Aim
Without the pictures, return all of the material exactly as written.

Provided information
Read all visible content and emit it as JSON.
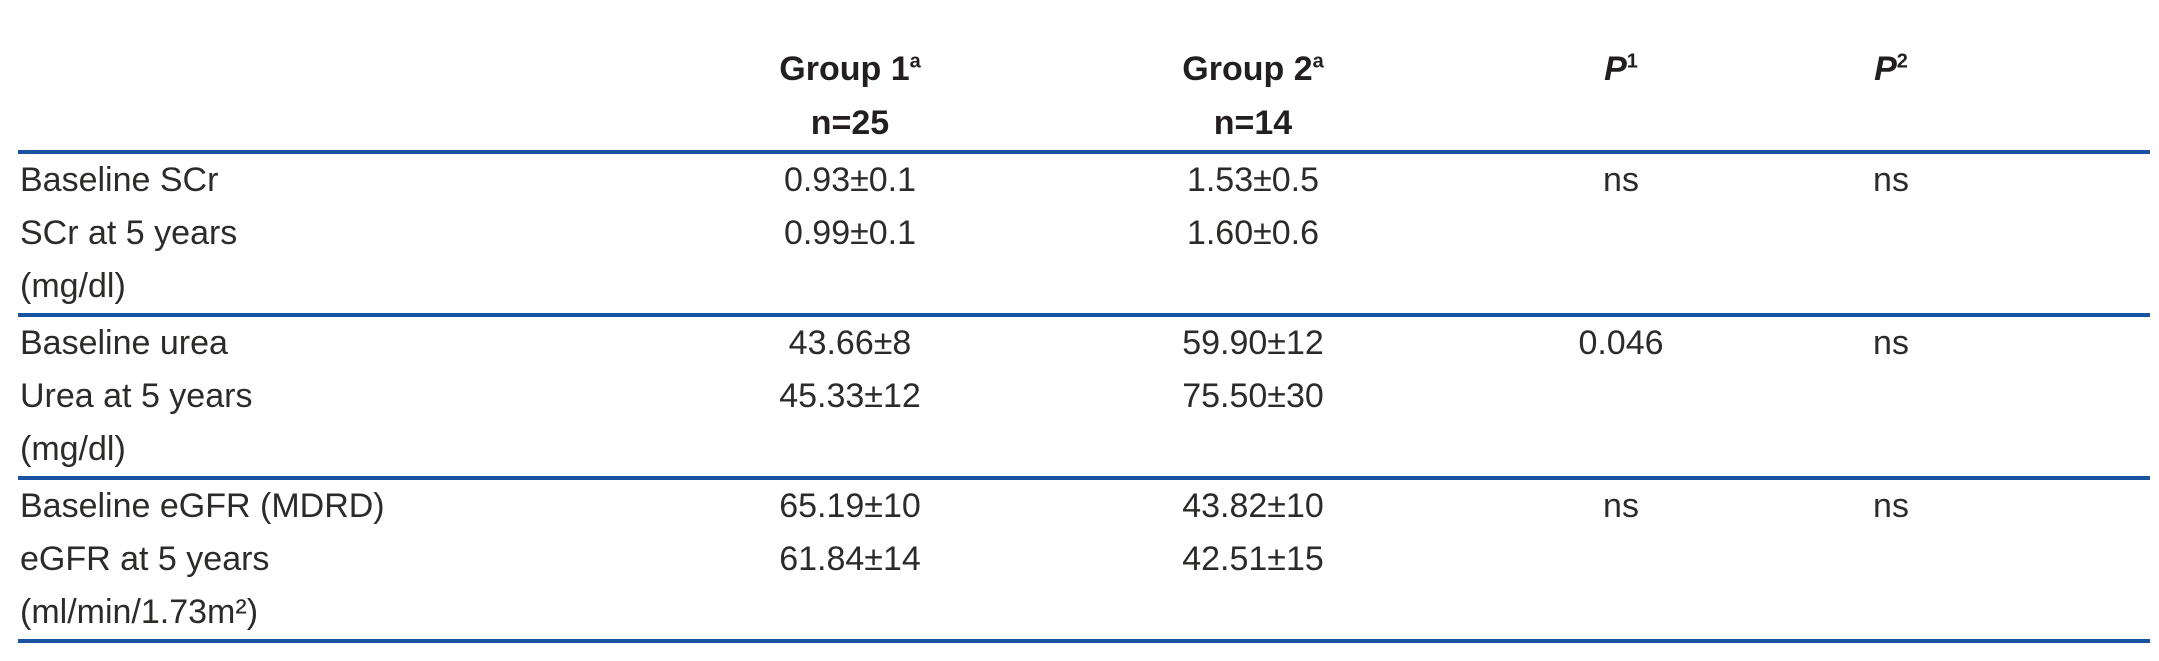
{
  "page": {
    "rule_color": "#1a52a2",
    "text_color": "#2d2b2a",
    "header_color": "#231f20",
    "background": "#ffffff"
  },
  "table": {
    "header": {
      "col0": "",
      "group1": {
        "label": "Group 1",
        "sup": "a",
        "n": "n=25"
      },
      "group2": {
        "label": "Group 2",
        "sup": "a",
        "n": "n=14"
      },
      "p1": {
        "label": "P",
        "sup": "1"
      },
      "p2": {
        "label": "P",
        "sup": "2"
      }
    },
    "sections": [
      {
        "rows": [
          {
            "label": "Baseline SCr",
            "g1": "0.93±0.1",
            "g2": "1.53±0.5",
            "p1": "ns",
            "p2": "ns"
          },
          {
            "label": "SCr at 5 years",
            "g1": "0.99±0.1",
            "g2": "1.60±0.6",
            "p1": "",
            "p2": ""
          },
          {
            "label": "(mg/dl)",
            "g1": "",
            "g2": "",
            "p1": "",
            "p2": ""
          }
        ]
      },
      {
        "rows": [
          {
            "label": "Baseline urea",
            "g1": "43.66±8",
            "g2": "59.90±12",
            "p1": "0.046",
            "p2": "ns"
          },
          {
            "label": "Urea at 5 years",
            "g1": "45.33±12",
            "g2": "75.50±30",
            "p1": "",
            "p2": ""
          },
          {
            "label": "(mg/dl)",
            "g1": "",
            "g2": "",
            "p1": "",
            "p2": ""
          }
        ]
      },
      {
        "rows": [
          {
            "label": "Baseline eGFR (MDRD)",
            "g1": "65.19±10",
            "g2": "43.82±10",
            "p1": "ns",
            "p2": "ns"
          },
          {
            "label": "eGFR at 5 years",
            "g1": "61.84±14",
            "g2": "42.51±15",
            "p1": "",
            "p2": ""
          },
          {
            "label": "(ml/min/1.73m²)",
            "g1": "",
            "g2": "",
            "p1": "",
            "p2": ""
          }
        ]
      }
    ]
  }
}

Full solution
Read all visible content and emit it as JSON.
{
  "page": {
    "rule_color": "#1a52a2",
    "text_color": "#2d2b2a",
    "header_color": "#231f20",
    "background": "#ffffff"
  },
  "table": {
    "header": {
      "col0": "",
      "group1": {
        "label": "Group 1",
        "sup": "a",
        "n": "n=25"
      },
      "group2": {
        "label": "Group 2",
        "sup": "a",
        "n": "n=14"
      },
      "p1": {
        "label": "P",
        "sup": "1"
      },
      "p2": {
        "label": "P",
        "sup": "2"
      }
    },
    "sections": [
      {
        "rows": [
          {
            "label": "Baseline SCr",
            "g1": "0.93±0.1",
            "g2": "1.53±0.5",
            "p1": "ns",
            "p2": "ns"
          },
          {
            "label": "SCr at 5 years",
            "g1": "0.99±0.1",
            "g2": "1.60±0.6",
            "p1": "",
            "p2": ""
          },
          {
            "label": "(mg/dl)",
            "g1": "",
            "g2": "",
            "p1": "",
            "p2": ""
          }
        ]
      },
      {
        "rows": [
          {
            "label": "Baseline urea",
            "g1": "43.66±8",
            "g2": "59.90±12",
            "p1": "0.046",
            "p2": "ns"
          },
          {
            "label": "Urea at 5 years",
            "g1": "45.33±12",
            "g2": "75.50±30",
            "p1": "",
            "p2": ""
          },
          {
            "label": "(mg/dl)",
            "g1": "",
            "g2": "",
            "p1": "",
            "p2": ""
          }
        ]
      },
      {
        "rows": [
          {
            "label": "Baseline eGFR (MDRD)",
            "g1": "65.19±10",
            "g2": "43.82±10",
            "p1": "ns",
            "p2": "ns"
          },
          {
            "label": "eGFR at 5 years",
            "g1": "61.84±14",
            "g2": "42.51±15",
            "p1": "",
            "p2": ""
          },
          {
            "label": "(ml/min/1.73m²)",
            "g1": "",
            "g2": "",
            "p1": "",
            "p2": ""
          }
        ]
      }
    ]
  }
}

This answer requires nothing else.